§ THE REQUEST
Identify each line holding the string "trường" and copy it.

━━━ TASK INPUT

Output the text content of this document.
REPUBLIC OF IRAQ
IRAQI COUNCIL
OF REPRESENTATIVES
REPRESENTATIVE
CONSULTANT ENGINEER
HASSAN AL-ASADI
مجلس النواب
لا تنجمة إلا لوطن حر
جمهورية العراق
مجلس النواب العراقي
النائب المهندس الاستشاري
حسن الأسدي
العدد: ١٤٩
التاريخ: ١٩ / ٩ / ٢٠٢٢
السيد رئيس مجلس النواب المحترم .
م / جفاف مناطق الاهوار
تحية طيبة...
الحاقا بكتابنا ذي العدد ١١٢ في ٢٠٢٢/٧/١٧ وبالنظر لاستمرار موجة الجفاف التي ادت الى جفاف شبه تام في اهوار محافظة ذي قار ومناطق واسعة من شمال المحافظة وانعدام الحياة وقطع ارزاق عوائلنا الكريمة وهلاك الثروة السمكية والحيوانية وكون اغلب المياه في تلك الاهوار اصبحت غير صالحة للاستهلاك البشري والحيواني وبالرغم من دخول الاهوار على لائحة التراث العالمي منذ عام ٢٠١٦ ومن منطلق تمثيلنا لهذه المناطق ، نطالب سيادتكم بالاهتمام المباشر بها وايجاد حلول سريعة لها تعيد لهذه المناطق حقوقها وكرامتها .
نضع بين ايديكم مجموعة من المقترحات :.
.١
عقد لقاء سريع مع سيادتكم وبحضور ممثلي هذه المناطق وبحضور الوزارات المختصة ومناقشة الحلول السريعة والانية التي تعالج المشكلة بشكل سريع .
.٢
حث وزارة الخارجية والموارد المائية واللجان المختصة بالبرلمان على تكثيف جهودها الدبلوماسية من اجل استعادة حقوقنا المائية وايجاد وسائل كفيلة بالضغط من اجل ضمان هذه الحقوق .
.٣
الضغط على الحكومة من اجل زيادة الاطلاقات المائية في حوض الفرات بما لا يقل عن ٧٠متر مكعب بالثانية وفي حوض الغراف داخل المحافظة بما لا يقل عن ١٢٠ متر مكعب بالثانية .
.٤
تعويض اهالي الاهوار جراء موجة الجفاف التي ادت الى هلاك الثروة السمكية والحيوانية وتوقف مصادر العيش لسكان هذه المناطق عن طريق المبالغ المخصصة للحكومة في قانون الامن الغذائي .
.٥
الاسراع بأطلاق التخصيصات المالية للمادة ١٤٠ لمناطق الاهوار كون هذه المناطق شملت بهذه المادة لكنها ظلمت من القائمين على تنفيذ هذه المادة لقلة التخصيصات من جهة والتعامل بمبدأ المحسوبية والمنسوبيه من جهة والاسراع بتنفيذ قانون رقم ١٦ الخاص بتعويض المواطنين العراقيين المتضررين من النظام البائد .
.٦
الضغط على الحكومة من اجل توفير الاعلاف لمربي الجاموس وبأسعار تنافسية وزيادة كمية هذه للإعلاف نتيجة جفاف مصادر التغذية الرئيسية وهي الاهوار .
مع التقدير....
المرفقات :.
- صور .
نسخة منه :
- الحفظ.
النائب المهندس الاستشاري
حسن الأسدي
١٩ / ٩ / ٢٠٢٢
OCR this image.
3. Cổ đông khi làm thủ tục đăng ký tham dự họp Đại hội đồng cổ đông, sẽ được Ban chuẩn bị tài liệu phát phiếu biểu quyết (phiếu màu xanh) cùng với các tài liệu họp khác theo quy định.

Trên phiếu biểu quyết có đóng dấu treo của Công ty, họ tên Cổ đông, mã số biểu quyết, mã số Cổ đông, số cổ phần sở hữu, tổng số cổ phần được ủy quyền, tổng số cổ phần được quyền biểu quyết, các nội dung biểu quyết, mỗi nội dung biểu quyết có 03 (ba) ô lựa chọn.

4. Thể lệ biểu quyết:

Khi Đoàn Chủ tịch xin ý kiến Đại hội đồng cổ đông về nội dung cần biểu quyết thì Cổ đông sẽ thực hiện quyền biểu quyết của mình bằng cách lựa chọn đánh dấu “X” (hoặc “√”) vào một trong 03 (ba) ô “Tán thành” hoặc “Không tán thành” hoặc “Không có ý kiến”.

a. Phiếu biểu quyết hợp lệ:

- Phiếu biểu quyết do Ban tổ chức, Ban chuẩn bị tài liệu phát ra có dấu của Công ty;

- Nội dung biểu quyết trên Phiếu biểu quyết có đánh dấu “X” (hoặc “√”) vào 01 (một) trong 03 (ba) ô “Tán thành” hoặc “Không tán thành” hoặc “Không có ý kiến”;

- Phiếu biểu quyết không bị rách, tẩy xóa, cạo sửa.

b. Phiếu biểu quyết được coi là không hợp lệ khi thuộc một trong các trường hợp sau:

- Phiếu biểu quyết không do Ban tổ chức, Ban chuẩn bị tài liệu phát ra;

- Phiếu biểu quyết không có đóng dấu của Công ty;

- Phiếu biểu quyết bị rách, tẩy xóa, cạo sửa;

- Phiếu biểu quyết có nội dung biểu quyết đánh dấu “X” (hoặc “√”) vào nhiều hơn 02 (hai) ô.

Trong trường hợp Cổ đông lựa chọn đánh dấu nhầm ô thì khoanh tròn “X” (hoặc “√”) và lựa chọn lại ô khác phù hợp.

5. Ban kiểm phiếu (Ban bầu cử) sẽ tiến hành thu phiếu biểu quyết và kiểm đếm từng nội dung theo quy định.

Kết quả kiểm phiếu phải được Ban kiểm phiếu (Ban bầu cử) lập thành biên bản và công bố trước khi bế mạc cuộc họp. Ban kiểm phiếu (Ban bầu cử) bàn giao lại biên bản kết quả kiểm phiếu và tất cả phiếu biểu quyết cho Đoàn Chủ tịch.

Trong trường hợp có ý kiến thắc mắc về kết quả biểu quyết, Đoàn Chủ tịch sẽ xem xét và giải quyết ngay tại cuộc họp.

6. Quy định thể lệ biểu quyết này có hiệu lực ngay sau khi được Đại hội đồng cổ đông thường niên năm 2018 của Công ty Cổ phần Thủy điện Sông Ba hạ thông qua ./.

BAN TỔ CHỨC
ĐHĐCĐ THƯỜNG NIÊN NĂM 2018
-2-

━━━━━━

§ RIGHT ANSWER
b. Phiếu biểu quyết được coi là không hợp lệ khi thuộc một trong các trường hợp sau:
Trong trường hợp Cổ đông lựa chọn đánh dấu nhầm ô thì khoanh tròn “X” (hoặc “√”) và lựa chọn lại ô khác phù hợp.
Trong trường hợp có ý kiến thắc mắc về kết quả biểu quyết, Đoàn Chủ tịch sẽ xem xét và giải quyết ngay tại cuộc họp.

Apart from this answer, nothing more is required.